### Written task
Reproduce the stretch of the CPA score report guide from "Score release days" through "how to use it.", changing "stressful" to "tense".

:: Page extract

How to Analyze Your 2026 CPA Score Report
How to Analyze Your 2026 CPA Score Report (FAR, AUD & REG)
Your score report is more than just a number. It is a roadmap. Here is exactly how to read it, when to schedule your retake, and which topics to prioritize first.
Score release days are stressful. Whether you passed and are planning your next section or are regrouping for a retake, the first thing most candidates do is stare at their score and close the browser. That is the wrong move. The data inside your score report is genuinely useful, and this guide walks you through how to use it.
We will cover what "Stronger, Comparable, and Weaker" actually means, the exact topics tested in each scored area for FAR, AUD, and REG, and a practical framework for deciding how quickly to retake and where to start studying.
Free Tool: Enter your exam section, score, and area ratings and get a personalized retake game plan sent straight to your inbox. No guesswork -- just a clear breakdown of where you lost points and exactly what to study first.
Analyze My Score Report (Free)Understanding "Stronger, Comparable, and Weaker"
The AICPA does not publish raw scores by topic. Instead, your score report groups performance into three relative ratings that compare your performance to candidates who passed the same exam section in recent testing windows.

::::
:: Items

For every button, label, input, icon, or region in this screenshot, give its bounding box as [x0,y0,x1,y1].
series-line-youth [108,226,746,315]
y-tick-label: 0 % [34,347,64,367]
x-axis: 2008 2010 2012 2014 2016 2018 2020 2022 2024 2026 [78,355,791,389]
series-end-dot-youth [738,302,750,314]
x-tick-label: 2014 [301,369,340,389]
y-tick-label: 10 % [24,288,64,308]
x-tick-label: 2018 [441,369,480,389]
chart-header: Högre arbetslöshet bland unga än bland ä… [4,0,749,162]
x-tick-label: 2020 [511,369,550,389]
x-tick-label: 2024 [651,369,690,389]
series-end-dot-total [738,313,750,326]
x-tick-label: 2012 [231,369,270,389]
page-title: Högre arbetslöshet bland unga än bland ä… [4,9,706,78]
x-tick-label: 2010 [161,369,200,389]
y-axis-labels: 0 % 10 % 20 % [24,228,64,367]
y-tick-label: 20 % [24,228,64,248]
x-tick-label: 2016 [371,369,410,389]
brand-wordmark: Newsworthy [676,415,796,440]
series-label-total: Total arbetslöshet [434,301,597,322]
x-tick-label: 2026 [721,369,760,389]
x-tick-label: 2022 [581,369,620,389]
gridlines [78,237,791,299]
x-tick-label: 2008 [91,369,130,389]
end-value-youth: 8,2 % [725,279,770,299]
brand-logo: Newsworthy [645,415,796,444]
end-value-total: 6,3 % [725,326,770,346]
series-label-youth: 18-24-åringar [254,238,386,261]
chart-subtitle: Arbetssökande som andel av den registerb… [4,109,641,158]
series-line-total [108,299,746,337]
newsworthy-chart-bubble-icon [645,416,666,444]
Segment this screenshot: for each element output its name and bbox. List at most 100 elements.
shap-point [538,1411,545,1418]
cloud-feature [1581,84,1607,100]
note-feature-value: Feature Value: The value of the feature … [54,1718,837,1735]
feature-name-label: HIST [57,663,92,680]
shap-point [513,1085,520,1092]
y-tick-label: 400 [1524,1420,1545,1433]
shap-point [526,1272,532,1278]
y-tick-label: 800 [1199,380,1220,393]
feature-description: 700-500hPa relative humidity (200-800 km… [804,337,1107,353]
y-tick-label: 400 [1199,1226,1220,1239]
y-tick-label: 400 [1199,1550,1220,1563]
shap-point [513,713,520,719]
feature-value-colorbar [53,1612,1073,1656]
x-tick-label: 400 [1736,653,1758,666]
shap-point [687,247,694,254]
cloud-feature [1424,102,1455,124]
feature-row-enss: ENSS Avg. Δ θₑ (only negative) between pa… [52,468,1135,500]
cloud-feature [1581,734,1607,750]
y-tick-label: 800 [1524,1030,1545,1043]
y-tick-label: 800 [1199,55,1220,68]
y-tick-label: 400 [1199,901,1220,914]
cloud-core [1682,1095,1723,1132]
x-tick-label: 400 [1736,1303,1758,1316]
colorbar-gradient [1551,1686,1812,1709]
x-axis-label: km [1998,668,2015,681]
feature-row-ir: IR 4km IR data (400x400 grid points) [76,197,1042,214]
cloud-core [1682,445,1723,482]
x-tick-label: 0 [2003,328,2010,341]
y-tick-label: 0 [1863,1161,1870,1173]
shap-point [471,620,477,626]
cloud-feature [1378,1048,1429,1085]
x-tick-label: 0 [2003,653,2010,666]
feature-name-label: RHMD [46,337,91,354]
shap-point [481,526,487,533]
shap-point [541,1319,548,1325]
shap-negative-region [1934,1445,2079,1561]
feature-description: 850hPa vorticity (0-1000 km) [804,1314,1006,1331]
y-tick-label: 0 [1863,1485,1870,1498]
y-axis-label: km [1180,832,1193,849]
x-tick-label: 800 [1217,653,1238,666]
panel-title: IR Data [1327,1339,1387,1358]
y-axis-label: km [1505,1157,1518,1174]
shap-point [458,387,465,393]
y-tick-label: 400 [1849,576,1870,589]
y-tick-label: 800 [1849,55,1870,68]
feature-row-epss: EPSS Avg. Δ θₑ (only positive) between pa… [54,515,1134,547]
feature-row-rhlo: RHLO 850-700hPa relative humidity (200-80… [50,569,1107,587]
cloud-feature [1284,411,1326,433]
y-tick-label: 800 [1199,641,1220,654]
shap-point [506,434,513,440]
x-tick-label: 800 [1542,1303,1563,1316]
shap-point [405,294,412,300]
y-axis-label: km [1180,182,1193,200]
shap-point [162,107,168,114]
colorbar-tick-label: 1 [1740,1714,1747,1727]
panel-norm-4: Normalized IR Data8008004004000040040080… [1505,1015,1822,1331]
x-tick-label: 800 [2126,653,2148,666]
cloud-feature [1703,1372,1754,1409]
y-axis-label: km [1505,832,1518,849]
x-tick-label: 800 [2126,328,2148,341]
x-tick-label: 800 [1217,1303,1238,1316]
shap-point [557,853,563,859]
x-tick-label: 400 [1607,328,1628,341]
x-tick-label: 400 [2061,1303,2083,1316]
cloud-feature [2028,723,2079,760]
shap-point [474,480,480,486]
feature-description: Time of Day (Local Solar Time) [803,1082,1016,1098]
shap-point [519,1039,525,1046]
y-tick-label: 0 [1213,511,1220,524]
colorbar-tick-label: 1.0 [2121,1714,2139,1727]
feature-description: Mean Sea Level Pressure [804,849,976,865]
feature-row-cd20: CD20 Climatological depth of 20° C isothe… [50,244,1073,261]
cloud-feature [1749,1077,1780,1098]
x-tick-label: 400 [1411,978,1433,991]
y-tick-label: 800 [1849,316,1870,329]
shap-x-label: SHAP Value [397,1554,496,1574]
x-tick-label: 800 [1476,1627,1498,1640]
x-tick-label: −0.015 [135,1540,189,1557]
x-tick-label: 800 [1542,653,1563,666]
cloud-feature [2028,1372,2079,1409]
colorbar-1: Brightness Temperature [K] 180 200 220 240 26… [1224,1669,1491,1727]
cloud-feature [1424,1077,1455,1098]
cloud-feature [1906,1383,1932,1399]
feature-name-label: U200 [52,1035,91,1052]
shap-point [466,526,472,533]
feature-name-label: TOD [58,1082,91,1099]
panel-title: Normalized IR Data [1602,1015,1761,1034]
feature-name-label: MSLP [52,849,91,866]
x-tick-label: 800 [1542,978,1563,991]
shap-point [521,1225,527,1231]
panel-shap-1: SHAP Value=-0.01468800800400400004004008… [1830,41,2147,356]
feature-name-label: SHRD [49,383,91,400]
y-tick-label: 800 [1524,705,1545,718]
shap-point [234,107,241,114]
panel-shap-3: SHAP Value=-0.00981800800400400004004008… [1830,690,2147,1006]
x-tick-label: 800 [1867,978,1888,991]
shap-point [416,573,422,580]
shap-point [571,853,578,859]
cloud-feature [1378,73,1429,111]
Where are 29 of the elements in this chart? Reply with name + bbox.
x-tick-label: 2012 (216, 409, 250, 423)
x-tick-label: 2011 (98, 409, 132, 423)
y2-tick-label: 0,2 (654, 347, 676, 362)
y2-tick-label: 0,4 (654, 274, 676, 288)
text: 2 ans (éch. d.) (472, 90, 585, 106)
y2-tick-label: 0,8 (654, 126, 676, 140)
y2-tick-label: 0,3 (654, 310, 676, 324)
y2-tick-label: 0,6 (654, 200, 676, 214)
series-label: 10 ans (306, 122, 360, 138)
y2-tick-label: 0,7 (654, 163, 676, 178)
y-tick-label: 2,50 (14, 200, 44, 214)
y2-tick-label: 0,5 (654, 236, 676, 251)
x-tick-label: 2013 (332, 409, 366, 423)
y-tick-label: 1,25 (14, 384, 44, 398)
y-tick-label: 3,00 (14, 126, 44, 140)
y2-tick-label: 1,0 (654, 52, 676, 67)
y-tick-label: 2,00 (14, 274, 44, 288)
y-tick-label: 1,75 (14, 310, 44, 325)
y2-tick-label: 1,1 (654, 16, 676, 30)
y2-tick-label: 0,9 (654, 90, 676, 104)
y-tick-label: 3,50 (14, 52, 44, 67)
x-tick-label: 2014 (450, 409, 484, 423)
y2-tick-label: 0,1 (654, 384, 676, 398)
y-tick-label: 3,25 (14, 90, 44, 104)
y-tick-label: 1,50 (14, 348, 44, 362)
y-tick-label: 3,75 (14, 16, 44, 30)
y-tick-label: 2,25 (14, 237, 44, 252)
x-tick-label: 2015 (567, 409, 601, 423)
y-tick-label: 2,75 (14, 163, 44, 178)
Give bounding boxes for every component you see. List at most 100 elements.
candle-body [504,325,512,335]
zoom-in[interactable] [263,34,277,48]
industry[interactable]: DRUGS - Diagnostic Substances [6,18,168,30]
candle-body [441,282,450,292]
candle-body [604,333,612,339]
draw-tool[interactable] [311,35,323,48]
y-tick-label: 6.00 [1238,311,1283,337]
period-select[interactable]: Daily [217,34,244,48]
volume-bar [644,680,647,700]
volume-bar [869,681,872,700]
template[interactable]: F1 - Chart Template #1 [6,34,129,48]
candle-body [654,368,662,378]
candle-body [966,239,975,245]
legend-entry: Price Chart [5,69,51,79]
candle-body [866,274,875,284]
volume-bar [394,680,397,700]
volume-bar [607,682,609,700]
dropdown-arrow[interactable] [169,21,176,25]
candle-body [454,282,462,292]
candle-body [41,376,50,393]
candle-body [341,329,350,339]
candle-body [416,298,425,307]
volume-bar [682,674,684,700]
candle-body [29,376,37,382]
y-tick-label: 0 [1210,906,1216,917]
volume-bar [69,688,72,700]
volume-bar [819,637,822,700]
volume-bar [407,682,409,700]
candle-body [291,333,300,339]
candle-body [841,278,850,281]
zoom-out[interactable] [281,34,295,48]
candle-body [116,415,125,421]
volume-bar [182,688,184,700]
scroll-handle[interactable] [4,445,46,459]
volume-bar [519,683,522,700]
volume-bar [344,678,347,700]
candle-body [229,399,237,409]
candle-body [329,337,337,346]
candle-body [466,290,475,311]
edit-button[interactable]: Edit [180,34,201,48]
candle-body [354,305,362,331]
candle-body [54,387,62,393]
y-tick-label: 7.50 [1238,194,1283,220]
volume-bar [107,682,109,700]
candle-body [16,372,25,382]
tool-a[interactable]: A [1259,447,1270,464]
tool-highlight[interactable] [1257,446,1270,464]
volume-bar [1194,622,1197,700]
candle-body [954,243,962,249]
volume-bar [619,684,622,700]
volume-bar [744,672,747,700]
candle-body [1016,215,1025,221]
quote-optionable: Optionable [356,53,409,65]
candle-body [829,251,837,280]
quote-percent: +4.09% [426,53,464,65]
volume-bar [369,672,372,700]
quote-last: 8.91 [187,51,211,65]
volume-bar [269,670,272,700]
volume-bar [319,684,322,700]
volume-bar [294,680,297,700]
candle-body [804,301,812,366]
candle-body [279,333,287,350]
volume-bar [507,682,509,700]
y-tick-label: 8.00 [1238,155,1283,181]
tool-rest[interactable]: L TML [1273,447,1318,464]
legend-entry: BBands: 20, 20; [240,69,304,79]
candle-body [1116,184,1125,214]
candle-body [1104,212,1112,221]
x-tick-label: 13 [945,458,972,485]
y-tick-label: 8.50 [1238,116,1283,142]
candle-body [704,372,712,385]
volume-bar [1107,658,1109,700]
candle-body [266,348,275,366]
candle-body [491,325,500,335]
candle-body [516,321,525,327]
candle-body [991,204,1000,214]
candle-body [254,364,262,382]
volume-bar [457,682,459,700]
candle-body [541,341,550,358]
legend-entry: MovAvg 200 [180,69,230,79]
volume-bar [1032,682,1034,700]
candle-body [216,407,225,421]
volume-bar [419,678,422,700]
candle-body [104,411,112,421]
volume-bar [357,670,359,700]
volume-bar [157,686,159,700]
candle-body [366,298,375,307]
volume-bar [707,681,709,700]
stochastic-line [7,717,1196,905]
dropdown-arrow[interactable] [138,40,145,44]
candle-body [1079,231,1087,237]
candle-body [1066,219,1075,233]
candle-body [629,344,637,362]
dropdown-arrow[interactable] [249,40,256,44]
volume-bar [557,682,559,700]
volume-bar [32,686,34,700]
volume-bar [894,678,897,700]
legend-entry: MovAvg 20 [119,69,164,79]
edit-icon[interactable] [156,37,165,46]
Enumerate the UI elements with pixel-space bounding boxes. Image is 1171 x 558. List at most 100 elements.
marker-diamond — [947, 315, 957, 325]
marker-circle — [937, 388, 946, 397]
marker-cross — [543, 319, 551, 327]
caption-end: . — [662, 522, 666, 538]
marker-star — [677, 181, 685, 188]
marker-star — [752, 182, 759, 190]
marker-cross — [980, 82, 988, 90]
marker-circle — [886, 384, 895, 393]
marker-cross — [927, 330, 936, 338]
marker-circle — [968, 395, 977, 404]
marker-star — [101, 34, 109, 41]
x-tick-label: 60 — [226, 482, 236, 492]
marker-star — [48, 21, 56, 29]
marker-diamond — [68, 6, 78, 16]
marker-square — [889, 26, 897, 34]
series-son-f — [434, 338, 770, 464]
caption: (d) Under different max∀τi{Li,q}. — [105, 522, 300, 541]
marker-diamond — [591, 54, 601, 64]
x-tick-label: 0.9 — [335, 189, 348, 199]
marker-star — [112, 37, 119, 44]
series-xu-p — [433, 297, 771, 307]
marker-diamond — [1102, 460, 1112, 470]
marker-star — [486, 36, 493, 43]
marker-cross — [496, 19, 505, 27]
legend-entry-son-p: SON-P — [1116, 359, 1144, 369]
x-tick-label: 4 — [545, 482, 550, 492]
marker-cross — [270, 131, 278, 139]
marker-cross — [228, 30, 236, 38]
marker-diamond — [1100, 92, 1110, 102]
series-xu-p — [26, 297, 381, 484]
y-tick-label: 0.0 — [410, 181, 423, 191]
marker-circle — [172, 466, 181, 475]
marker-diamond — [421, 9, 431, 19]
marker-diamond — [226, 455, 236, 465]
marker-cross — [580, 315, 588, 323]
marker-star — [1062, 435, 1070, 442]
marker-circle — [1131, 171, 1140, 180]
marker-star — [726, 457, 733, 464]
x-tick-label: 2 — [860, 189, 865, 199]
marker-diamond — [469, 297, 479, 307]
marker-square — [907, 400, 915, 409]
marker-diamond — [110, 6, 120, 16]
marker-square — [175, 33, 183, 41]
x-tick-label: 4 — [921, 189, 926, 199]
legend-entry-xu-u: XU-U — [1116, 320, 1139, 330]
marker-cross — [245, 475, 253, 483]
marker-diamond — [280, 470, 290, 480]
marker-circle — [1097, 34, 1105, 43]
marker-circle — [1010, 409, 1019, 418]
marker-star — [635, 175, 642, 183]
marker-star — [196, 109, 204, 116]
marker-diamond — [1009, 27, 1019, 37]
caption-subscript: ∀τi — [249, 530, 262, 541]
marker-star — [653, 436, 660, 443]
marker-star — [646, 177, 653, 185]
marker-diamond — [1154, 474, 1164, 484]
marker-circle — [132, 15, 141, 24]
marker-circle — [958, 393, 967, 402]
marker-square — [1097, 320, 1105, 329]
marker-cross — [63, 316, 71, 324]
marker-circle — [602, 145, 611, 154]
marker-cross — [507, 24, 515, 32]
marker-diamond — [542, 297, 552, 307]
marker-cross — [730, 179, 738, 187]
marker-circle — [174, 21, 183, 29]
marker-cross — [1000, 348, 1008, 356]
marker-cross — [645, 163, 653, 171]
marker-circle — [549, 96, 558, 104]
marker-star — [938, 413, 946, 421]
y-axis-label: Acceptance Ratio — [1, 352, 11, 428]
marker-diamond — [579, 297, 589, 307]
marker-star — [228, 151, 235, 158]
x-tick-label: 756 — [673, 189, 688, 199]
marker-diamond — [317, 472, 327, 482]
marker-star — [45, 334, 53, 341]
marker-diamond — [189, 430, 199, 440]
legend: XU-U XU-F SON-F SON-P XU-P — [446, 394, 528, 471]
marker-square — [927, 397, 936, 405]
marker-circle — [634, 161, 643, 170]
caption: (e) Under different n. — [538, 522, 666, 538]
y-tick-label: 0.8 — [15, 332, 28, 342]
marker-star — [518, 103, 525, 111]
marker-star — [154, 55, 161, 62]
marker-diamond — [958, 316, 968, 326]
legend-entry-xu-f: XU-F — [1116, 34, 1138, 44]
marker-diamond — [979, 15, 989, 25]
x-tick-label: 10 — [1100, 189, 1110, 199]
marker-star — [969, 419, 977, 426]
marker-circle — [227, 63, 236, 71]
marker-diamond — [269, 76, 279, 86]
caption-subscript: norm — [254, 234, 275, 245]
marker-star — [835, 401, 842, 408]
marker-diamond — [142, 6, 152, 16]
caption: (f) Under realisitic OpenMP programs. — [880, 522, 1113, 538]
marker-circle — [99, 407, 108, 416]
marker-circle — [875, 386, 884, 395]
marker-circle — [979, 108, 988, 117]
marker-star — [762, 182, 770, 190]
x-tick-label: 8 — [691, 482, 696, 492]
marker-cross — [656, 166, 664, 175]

::::

### Solution
Score release days are tense. Whether you passed and are planning your next section or are regrouping for a retake, the first thing most candidates do is stare at their score and close the browser. That is the wrong move. The data inside your score report is genuinely useful, and this guide walks you through how to use it.